--- Information supplied ---

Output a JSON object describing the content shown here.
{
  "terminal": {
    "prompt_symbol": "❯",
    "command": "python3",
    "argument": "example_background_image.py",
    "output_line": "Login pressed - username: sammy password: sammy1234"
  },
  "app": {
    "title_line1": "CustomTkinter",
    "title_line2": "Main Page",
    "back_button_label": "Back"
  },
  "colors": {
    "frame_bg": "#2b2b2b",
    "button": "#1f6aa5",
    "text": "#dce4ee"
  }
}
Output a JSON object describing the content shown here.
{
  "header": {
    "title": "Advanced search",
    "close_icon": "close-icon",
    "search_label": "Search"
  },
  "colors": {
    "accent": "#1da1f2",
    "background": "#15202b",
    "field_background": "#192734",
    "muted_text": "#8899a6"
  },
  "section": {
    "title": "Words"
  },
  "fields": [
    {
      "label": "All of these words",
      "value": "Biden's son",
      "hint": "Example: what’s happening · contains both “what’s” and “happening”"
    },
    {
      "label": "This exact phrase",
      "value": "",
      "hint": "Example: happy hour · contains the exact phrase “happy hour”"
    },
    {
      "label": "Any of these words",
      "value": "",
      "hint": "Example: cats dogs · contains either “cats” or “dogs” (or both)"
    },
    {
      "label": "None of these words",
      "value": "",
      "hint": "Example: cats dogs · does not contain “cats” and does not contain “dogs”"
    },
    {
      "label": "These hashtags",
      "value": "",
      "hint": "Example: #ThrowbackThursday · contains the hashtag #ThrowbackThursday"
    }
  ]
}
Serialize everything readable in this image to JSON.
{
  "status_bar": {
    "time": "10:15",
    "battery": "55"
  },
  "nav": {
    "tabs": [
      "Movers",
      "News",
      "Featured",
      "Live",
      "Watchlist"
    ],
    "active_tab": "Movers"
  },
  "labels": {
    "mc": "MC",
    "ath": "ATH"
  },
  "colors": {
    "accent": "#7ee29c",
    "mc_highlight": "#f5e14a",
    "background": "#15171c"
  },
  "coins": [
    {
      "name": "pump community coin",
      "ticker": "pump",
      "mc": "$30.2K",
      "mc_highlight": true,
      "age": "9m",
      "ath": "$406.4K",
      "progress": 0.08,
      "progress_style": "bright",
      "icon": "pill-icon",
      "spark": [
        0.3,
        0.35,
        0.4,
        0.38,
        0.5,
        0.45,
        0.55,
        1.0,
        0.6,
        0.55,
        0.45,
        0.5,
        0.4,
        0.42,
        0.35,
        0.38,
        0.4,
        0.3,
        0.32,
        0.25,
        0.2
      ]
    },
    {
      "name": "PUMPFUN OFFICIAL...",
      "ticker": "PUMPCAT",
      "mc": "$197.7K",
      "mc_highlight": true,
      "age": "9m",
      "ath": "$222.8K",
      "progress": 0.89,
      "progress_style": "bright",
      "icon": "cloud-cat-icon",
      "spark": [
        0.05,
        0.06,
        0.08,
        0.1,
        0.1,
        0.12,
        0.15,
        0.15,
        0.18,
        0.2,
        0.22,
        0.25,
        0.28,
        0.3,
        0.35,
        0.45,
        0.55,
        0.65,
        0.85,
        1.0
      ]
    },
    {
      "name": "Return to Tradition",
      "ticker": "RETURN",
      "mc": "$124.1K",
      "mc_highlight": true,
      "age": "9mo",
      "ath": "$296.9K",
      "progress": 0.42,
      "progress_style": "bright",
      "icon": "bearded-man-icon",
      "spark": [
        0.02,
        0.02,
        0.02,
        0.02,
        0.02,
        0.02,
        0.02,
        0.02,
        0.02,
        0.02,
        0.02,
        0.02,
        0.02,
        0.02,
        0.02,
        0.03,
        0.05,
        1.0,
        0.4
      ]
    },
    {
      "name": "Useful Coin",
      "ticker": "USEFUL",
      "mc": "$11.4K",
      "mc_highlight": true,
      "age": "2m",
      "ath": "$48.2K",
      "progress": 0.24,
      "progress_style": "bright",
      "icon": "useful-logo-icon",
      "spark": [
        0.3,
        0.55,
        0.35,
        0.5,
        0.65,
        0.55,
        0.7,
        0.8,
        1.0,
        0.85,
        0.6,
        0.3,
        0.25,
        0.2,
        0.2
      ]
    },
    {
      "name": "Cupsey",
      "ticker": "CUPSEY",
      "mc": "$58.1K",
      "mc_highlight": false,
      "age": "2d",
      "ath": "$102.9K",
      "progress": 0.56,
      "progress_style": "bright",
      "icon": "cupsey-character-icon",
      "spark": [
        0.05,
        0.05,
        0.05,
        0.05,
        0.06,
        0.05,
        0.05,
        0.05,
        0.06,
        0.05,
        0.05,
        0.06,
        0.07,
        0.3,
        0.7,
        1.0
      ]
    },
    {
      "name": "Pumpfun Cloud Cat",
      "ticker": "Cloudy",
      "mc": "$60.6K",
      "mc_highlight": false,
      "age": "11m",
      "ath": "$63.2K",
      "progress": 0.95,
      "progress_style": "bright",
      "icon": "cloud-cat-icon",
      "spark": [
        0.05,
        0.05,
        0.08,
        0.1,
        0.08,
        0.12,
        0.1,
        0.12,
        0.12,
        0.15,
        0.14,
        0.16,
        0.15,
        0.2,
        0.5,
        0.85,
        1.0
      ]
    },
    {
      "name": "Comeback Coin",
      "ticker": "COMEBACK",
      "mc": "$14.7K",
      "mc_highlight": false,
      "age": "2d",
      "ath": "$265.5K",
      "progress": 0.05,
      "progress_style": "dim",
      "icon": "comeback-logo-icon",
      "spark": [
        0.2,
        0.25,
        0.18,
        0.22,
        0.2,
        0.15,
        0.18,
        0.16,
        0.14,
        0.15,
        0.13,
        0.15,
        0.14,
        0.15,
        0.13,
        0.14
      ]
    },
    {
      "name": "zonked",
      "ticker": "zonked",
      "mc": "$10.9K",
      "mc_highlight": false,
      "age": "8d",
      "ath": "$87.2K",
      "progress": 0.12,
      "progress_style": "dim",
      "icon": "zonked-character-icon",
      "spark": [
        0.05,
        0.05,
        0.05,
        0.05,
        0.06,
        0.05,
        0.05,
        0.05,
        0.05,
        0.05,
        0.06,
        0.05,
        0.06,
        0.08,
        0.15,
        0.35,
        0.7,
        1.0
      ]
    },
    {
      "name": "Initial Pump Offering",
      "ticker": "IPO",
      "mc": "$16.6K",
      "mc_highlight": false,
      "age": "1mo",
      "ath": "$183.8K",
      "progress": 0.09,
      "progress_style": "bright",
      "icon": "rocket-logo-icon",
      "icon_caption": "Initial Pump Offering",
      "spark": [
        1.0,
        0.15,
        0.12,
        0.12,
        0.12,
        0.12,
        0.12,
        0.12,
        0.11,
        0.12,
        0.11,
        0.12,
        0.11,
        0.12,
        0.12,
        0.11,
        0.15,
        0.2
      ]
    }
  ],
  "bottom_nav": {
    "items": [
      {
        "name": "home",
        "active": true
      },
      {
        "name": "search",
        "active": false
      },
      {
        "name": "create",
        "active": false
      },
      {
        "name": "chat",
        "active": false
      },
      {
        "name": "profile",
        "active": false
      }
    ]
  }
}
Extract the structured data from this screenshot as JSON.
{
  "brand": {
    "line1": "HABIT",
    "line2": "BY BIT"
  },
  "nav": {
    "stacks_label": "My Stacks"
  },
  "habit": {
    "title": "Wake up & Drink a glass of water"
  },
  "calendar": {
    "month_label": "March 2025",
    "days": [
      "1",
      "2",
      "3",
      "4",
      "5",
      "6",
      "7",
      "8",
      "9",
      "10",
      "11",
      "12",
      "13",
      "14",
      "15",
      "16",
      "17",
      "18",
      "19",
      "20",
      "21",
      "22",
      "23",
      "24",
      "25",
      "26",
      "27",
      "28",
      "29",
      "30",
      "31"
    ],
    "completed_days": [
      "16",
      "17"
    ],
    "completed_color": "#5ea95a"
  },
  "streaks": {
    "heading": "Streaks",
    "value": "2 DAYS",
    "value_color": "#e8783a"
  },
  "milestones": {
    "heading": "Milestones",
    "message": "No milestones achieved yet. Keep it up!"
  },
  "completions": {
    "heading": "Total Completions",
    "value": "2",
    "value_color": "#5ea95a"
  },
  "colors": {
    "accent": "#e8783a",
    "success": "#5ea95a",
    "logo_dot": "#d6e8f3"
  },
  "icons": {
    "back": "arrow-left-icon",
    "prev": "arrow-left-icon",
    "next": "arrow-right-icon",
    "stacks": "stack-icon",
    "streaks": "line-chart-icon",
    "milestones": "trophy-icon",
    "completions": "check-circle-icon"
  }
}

---

Problem details — Give back the lines of the listing from the one with "Extract the structured" through the end, both included, exactly as written and with nothing added.

Written answer —
Extract the structured data from this screenshot as JSON.
{
  "brand": {
    "line1": "HABIT",
    "line2": "BY BIT"
  },
  "nav": {
    "stacks_label": "My Stacks"
  },
  "habit": {
    "title": "Wake up & Drink a glass of water"
  },
  "calendar": {
    "month_label": "March 2025",
    "days": [
      "1",
      "2",
      "3",
      "4",
      "5",
      "6",
      "7",
      "8",
      "9",
      "10",
      "11",
      "12",
      "13",
      "14",
      "15",
      "16",
      "17",
      "18",
      "19",
      "20",
      "21",
      "22",
      "23",
      "24",
      "25",
      "26",
      "27",
      "28",
      "29",
      "30",
      "31"
    ],
    "completed_days": [
      "16",
      "17"
    ],
    "completed_color": "#5ea95a"
  },
  "streaks": {
    "heading": "Streaks",
    "value": "2 DAYS",
    "value_color": "#e8783a"
  },
  "milestones": {
    "heading": "Milestones",
    "message": "No milestones achieved yet. Keep it up!"
  },
  "completions": {
    "heading": "Total Completions",
    "value": "2",
    "value_color": "#5ea95a"
  },
  "colors": {
    "accent": "#e8783a",
    "success": "#5ea95a",
    "logo_dot": "#d6e8f3"
  },
  "icons": {
    "back": "arrow-left-icon",
    "prev": "arrow-left-icon",
    "next": "arrow-right-icon",
    "stacks": "stack-icon",
    "streaks": "line-chart-icon",
    "milestones": "trophy-icon",
    "completions": "check-circle-icon"
  }
}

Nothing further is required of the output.